─── ROWS ───

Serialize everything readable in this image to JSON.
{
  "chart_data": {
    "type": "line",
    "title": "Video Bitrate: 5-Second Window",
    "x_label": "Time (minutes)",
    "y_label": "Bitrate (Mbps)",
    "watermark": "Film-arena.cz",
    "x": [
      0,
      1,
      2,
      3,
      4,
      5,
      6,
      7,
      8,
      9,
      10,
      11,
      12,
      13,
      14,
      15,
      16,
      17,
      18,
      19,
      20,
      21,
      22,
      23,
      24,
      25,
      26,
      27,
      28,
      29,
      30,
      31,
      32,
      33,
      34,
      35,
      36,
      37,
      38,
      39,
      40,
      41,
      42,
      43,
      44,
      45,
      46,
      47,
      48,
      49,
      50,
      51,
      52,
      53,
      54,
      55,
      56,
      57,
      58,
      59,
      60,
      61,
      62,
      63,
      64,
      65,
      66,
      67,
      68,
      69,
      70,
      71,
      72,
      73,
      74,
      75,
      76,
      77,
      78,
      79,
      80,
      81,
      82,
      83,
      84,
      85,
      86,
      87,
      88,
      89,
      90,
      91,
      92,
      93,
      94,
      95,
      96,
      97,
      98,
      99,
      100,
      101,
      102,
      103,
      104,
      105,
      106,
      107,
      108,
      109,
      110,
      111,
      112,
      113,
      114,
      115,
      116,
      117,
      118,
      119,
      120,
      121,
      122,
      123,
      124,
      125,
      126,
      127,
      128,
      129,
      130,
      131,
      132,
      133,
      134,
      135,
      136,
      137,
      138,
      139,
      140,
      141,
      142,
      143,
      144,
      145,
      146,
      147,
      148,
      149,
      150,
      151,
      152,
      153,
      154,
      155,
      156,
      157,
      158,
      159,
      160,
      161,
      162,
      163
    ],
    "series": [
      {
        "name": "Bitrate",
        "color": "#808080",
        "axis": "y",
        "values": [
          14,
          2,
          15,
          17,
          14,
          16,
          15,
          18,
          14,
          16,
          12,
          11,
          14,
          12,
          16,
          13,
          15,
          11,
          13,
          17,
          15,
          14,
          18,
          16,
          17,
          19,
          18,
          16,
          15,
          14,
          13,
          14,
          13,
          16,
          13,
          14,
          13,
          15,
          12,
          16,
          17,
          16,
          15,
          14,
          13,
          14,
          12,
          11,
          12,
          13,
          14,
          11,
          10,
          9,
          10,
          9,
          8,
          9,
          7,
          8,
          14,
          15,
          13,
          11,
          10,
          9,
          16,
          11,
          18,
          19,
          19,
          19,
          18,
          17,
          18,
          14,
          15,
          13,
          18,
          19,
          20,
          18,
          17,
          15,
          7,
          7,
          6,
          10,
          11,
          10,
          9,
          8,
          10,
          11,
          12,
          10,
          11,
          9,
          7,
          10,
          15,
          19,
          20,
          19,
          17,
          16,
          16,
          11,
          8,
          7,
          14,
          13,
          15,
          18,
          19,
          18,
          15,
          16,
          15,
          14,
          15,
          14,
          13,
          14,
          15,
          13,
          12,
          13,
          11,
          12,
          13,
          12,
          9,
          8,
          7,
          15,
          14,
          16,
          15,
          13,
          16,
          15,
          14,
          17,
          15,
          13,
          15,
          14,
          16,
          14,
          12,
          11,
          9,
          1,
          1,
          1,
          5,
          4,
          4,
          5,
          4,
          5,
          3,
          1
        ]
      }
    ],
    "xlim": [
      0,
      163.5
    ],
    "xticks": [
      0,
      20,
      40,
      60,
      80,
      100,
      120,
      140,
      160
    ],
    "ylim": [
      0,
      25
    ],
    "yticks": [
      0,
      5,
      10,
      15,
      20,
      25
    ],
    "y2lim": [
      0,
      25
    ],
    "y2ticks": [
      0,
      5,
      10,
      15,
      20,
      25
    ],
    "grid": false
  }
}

───

**TO DO:** Count every line of the records that holds "Bitrate". State the number, nothing else.

**TASK OUTPUT:** 3